Start of DATA PROVIDED

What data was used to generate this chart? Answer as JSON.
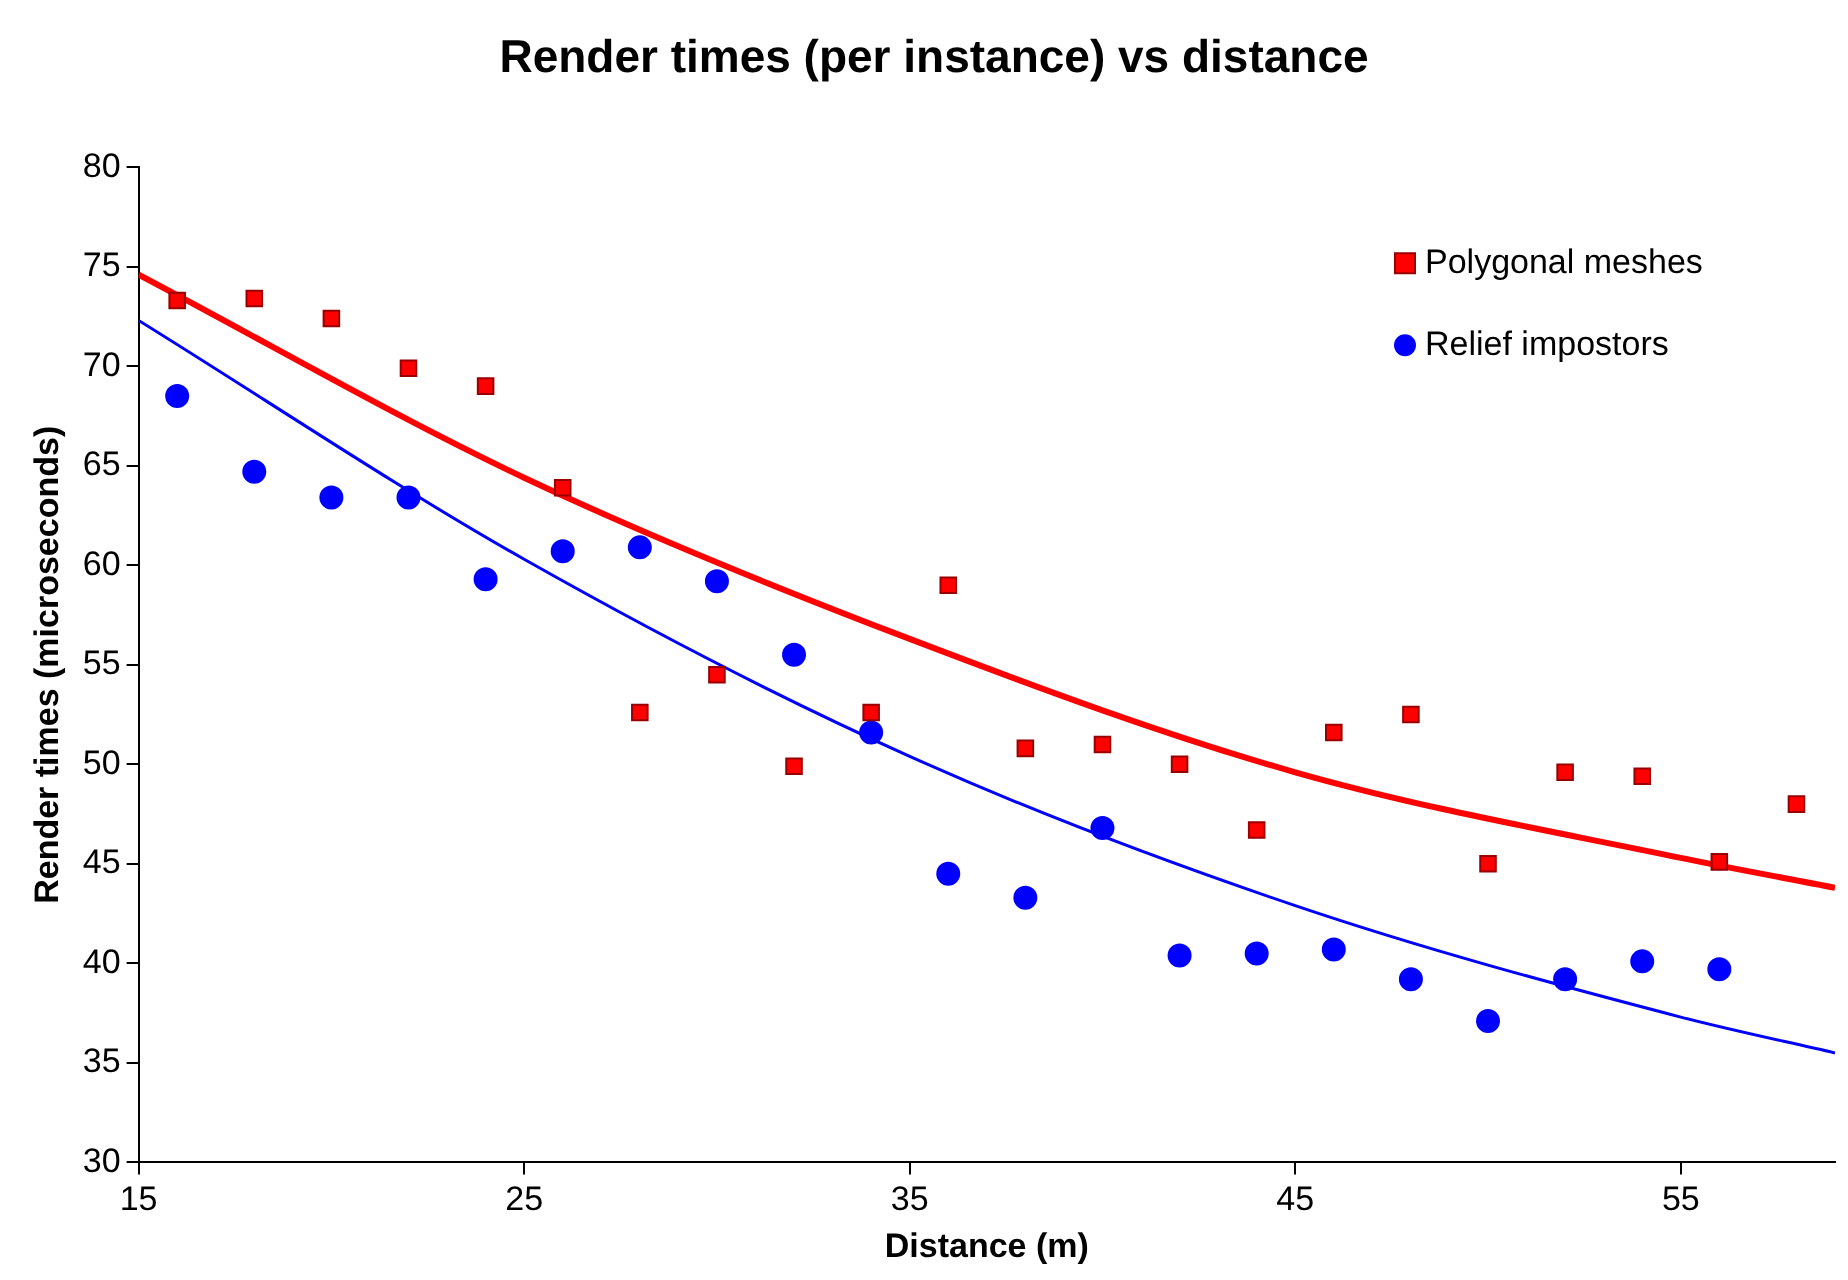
{
  "chart_data": {
    "type": "scatter",
    "title": "Render times (per instance) vs distance",
    "xlabel": "Distance (m)",
    "ylabel": "Render times (microseconds)",
    "xlim": [
      15,
      59
    ],
    "xticks": [
      15,
      25,
      35,
      45,
      55
    ],
    "ylim": [
      30,
      80
    ],
    "yticks": [
      30,
      35,
      40,
      45,
      50,
      55,
      60,
      65,
      70,
      75,
      80
    ],
    "grid": false,
    "legend": "top right",
    "series": [
      {
        "name": "Polygonal meshes",
        "color": "#ff0000",
        "marker": "square",
        "x": [
          16,
          18,
          20,
          22,
          24,
          26,
          28,
          30,
          32,
          34,
          36,
          38,
          40,
          42,
          44,
          46,
          48,
          50,
          52,
          54,
          56,
          58
        ],
        "values": [
          73.3,
          73.4,
          72.4,
          69.9,
          69.0,
          63.9,
          52.6,
          54.5,
          49.9,
          52.6,
          59.0,
          50.8,
          51.0,
          50.0,
          46.7,
          51.6,
          52.5,
          45.0,
          49.6,
          49.4,
          45.1,
          48.0
        ]
      },
      {
        "name": "Relief impostors",
        "color": "#0000ff",
        "marker": "circle",
        "x": [
          16,
          18,
          20,
          22,
          24,
          26,
          28,
          30,
          32,
          34,
          36,
          38,
          40,
          42,
          44,
          46,
          48,
          50,
          52,
          54,
          56
        ],
        "values": [
          68.5,
          64.7,
          63.4,
          63.4,
          59.3,
          60.7,
          60.9,
          59.2,
          55.5,
          51.6,
          44.5,
          43.3,
          46.8,
          40.4,
          40.5,
          40.7,
          39.2,
          37.1,
          39.2,
          40.1,
          39.7
        ]
      },
      {
        "type": "line",
        "color": "#ff0000",
        "marker": "none",
        "x": [
          15,
          25,
          35,
          45,
          55,
          59
        ],
        "values": [
          74.6,
          64.4,
          56.3,
          49.6,
          45.3,
          43.8
        ]
      },
      {
        "type": "line",
        "color": "#0000ff",
        "marker": "none",
        "x": [
          15,
          25,
          35,
          45,
          55,
          59
        ],
        "values": [
          72.3,
          60.3,
          50.4,
          42.9,
          37.3,
          35.5
        ]
      }
    ]
  }
}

End of DATA PROVIDED

Every entry above should be duplicated exactly. Do not include the images.

■ EXERCISE OUTPUT ■
What data was used to generate this chart? Answer as JSON.
{
  "chart_data": {
    "type": "scatter",
    "title": "Render times (per instance) vs distance",
    "xlabel": "Distance (m)",
    "ylabel": "Render times (microseconds)",
    "xlim": [
      15,
      59
    ],
    "xticks": [
      15,
      25,
      35,
      45,
      55
    ],
    "ylim": [
      30,
      80
    ],
    "yticks": [
      30,
      35,
      40,
      45,
      50,
      55,
      60,
      65,
      70,
      75,
      80
    ],
    "grid": false,
    "legend": "top right",
    "series": [
      {
        "name": "Polygonal meshes",
        "color": "#ff0000",
        "marker": "square",
        "x": [
          16,
          18,
          20,
          22,
          24,
          26,
          28,
          30,
          32,
          34,
          36,
          38,
          40,
          42,
          44,
          46,
          48,
          50,
          52,
          54,
          56,
          58
        ],
        "values": [
          73.3,
          73.4,
          72.4,
          69.9,
          69.0,
          63.9,
          52.6,
          54.5,
          49.9,
          52.6,
          59.0,
          50.8,
          51.0,
          50.0,
          46.7,
          51.6,
          52.5,
          45.0,
          49.6,
          49.4,
          45.1,
          48.0
        ]
      },
      {
        "name": "Relief impostors",
        "color": "#0000ff",
        "marker": "circle",
        "x": [
          16,
          18,
          20,
          22,
          24,
          26,
          28,
          30,
          32,
          34,
          36,
          38,
          40,
          42,
          44,
          46,
          48,
          50,
          52,
          54,
          56
        ],
        "values": [
          68.5,
          64.7,
          63.4,
          63.4,
          59.3,
          60.7,
          60.9,
          59.2,
          55.5,
          51.6,
          44.5,
          43.3,
          46.8,
          40.4,
          40.5,
          40.7,
          39.2,
          37.1,
          39.2,
          40.1,
          39.7
        ]
      },
      {
        "type": "line",
        "color": "#ff0000",
        "marker": "none",
        "x": [
          15,
          25,
          35,
          45,
          55,
          59
        ],
        "values": [
          74.6,
          64.4,
          56.3,
          49.6,
          45.3,
          43.8
        ]
      },
      {
        "type": "line",
        "color": "#0000ff",
        "marker": "none",
        "x": [
          15,
          25,
          35,
          45,
          55,
          59
        ],
        "values": [
          72.3,
          60.3,
          50.4,
          42.9,
          37.3,
          35.5
        ]
      }
    ]
  }
}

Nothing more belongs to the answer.